■ **Directive**:
Each line below must be set down exactly; omit any image you find.

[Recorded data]
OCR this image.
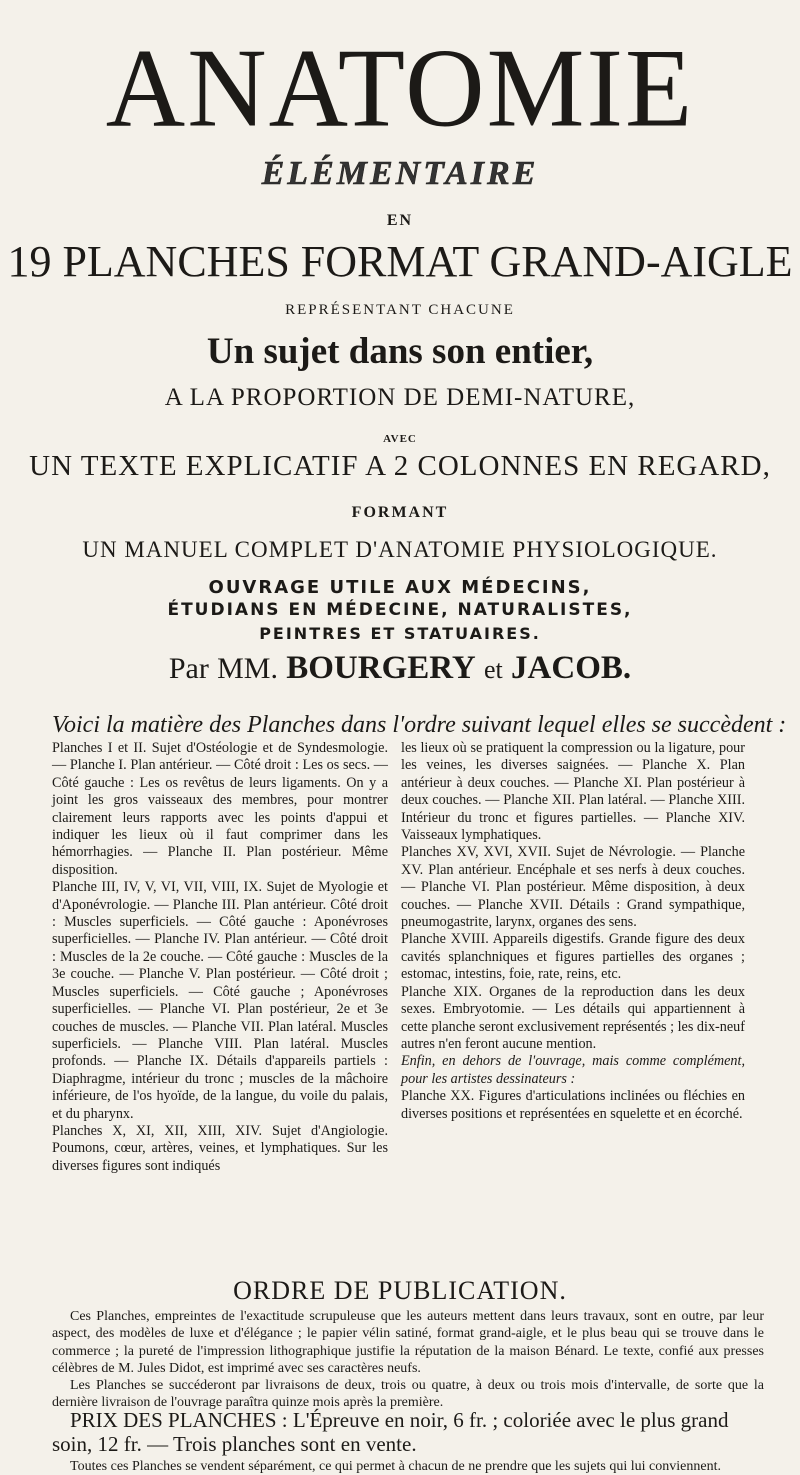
ANATOMIE
ÉLÉMENTAIRE
EN
19 PLANCHES FORMAT GRAND-AIGLE
REPRÉSENTANT CHACUNE
Un sujet dans son entier,
A LA PROPORTION DE DEMI-NATURE,
AVEC
UN TEXTE EXPLICATIF A 2 COLONNES EN REGARD,
FORMANT
UN MANUEL COMPLET D'ANATOMIE PHYSIOLOGIQUE.
OUVRAGE UTILE AUX MÉDECINS,
ÉTUDIANS EN MÉDECINE, NATURALISTES,
PEINTRES ET STATUAIRES.
Par MM. BOURGERY et JACOB.
Voici la matière des Planches dans l'ordre suivant lequel elles se succèdent :

Planches I et II. Sujet d'Ostéologie et de Syndesmologie. — Planche I. Plan antérieur. — Côté droit : Les os secs. — Côté gauche : Les os revêtus de leurs ligaments. On y a joint les gros vaisseaux des membres, pour montrer clairement leurs rapports avec les points d'appui et indiquer les lieux où il faut comprimer dans les hémorrhagies. — Planche II. Plan postérieur. Même disposition.

Planche III, IV, V, VI, VII, VIII, IX. Sujet de Myologie et d'Aponévrologie. — Planche III. Plan antérieur. Côté droit : Muscles superficiels. — Côté gauche : Aponévroses superficielles. — Planche IV. Plan antérieur. — Côté droit : Muscles de la 2e couche. — Côté gauche : Muscles de la 3e couche. — Planche V. Plan postérieur. — Côté droit ; Muscles superficiels. — Côté gauche ; Aponévroses superficielles. — Planche VI. Plan postérieur, 2e et 3e couches de muscles. — Planche VII. Plan latéral. Muscles superficiels. — Planche VIII. Plan latéral. Muscles profonds. — Planche IX. Détails d'appareils partiels : Diaphragme, intérieur du tronc ; muscles de la mâchoire inférieure, de l'os hyoïde, de la langue, du voile du palais, et du pharynx.

Planches X, XI, XII, XIII, XIV. Sujet d'Angiologie. Poumons, cœur, artères, veines, et lymphatiques. Sur les diverses figures sont indiqués

les lieux où se pratiquent la compression ou la ligature, pour les veines, les diverses saignées. — Planche X. Plan antérieur à deux couches. — Planche XI. Plan postérieur à deux couches. — Planche XII. Plan latéral. — Planche XIII. Intérieur du tronc et figures partielles. — Planche XIV. Vaisseaux lymphatiques.

Planches XV, XVI, XVII. Sujet de Névrologie. — Planche XV. Plan antérieur. Encéphale et ses nerfs à deux couches. — Planche VI. Plan postérieur. Même disposition, à deux couches. — Planche XVII. Détails : Grand sympathique, pneumogastrite, larynx, organes des sens.

Planche XVIII. Appareils digestifs. Grande figure des deux cavités splanchniques et figures partielles des organes ; estomac, intestins, foie, rate, reins, etc.

Planche XIX. Organes de la reproduction dans les deux sexes. Embryotomie. — Les détails qui appartiennent à cette planche seront exclusivement représentés ; les dix-neuf autres n'en feront aucune mention.

Enfin, en dehors de l'ouvrage, mais comme complément, pour les artistes dessinateurs :

Planche XX. Figures d'articulations inclinées ou fléchies en diverses positions et représentées en squelette et en écorché.

ORDRE DE PUBLICATION.

Ces Planches, empreintes de l'exactitude scrupuleuse que les auteurs mettent dans leurs travaux, sont en outre, par leur aspect, des modèles de luxe et d'élégance ; le papier vélin satiné, format grand-aigle, et le plus beau qui se trouve dans le commerce ; la pureté de l'impression lithographique justifie la réputation de la maison Bénard. Le texte, confié aux presses célèbres de M. Jules Didot, est imprimé avec ses caractères neufs.

Les Planches se succéderont par livraisons de deux, trois ou quatre, à deux ou trois mois d'intervalle, de sorte que la dernière livraison de l'ouvrage paraîtra quinze mois après la première.

PRIX DES PLANCHES : L'Épreuve en noir, 6 fr. ; coloriée avec le plus grand soin, 12 fr. — Trois planches sont en vente.
Toutes ces Planches se vendent séparément, ce qui permet à chacun de ne prendre que les sujets qui lui conviennent.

■ **Exercise solution**:
OCR this image.
ANATOMIE
ÉLÉMENTAIRE
EN
19 PLANCHES FORMAT GRAND-AIGLE
REPRÉSENTANT CHACUNE
Un sujet dans son entier,
A LA PROPORTION DE DEMI-NATURE,
AVEC
UN TEXTE EXPLICATIF A 2 COLONNES EN REGARD,
FORMANT
UN MANUEL COMPLET D'ANATOMIE PHYSIOLOGIQUE.
OUVRAGE UTILE AUX MÉDECINS,
ÉTUDIANS EN MÉDECINE, NATURALISTES,
PEINTRES ET STATUAIRES.
Par MM. BOURGERY et JACOB.
Voici la matière des Planches dans l'ordre suivant lequel elles se succèdent :

Planches I et II. Sujet d'Ostéologie et de Syndesmologie. — Planche I. Plan antérieur. — Côté droit : Les os secs. — Côté gauche : Les os revêtus de leurs ligaments. On y a joint les gros vaisseaux des membres, pour montrer clairement leurs rapports avec les points d'appui et indiquer les lieux où il faut comprimer dans les hémorrhagies. — Planche II. Plan postérieur. Même disposition.

Planche III, IV, V, VI, VII, VIII, IX. Sujet de Myologie et d'Aponévrologie. — Planche III. Plan antérieur. Côté droit : Muscles superficiels. — Côté gauche : Aponévroses superficielles. — Planche IV. Plan antérieur. — Côté droit : Muscles de la 2e couche. — Côté gauche : Muscles de la 3e couche. — Planche V. Plan postérieur. — Côté droit ; Muscles superficiels. — Côté gauche ; Aponévroses superficielles. — Planche VI. Plan postérieur, 2e et 3e couches de muscles. — Planche VII. Plan latéral. Muscles superficiels. — Planche VIII. Plan latéral. Muscles profonds. — Planche IX. Détails d'appareils partiels : Diaphragme, intérieur du tronc ; muscles de la mâchoire inférieure, de l'os hyoïde, de la langue, du voile du palais, et du pharynx.

Planches X, XI, XII, XIII, XIV. Sujet d'Angiologie. Poumons, cœur, artères, veines, et lymphatiques. Sur les diverses figures sont indiqués

les lieux où se pratiquent la compression ou la ligature, pour les veines, les diverses saignées. — Planche X. Plan antérieur à deux couches. — Planche XI. Plan postérieur à deux couches. — Planche XII. Plan latéral. — Planche XIII. Intérieur du tronc et figures partielles. — Planche XIV. Vaisseaux lymphatiques.

Planches XV, XVI, XVII. Sujet de Névrologie. — Planche XV. Plan antérieur. Encéphale et ses nerfs à deux couches. — Planche VI. Plan postérieur. Même disposition, à deux couches. — Planche XVII. Détails : Grand sympathique, pneumogastrite, larynx, organes des sens.

Planche XVIII. Appareils digestifs. Grande figure des deux cavités splanchniques et figures partielles des organes ; estomac, intestins, foie, rate, reins, etc.

Planche XIX. Organes de la reproduction dans les deux sexes. Embryotomie. — Les détails qui appartiennent à cette planche seront exclusivement représentés ; les dix-neuf autres n'en feront aucune mention.

Enfin, en dehors de l'ouvrage, mais comme complément, pour les artistes dessinateurs :

Planche XX. Figures d'articulations inclinées ou fléchies en diverses positions et représentées en squelette et en écorché.

ORDRE DE PUBLICATION.

Ces Planches, empreintes de l'exactitude scrupuleuse que les auteurs mettent dans leurs travaux, sont en outre, par leur aspect, des modèles de luxe et d'élégance ; le papier vélin satiné, format grand-aigle, et le plus beau qui se trouve dans le commerce ; la pureté de l'impression lithographique justifie la réputation de la maison Bénard. Le texte, confié aux presses célèbres de M. Jules Didot, est imprimé avec ses caractères neufs.

Les Planches se succéderont par livraisons de deux, trois ou quatre, à deux ou trois mois d'intervalle, de sorte que la dernière livraison de l'ouvrage paraîtra quinze mois après la première.

PRIX DES PLANCHES : L'Épreuve en noir, 6 fr. ; coloriée avec le plus grand soin, 12 fr. — Trois planches sont en vente.
Toutes ces Planches se vendent séparément, ce qui permet à chacun de ne prendre que les sujets qui lui conviennent.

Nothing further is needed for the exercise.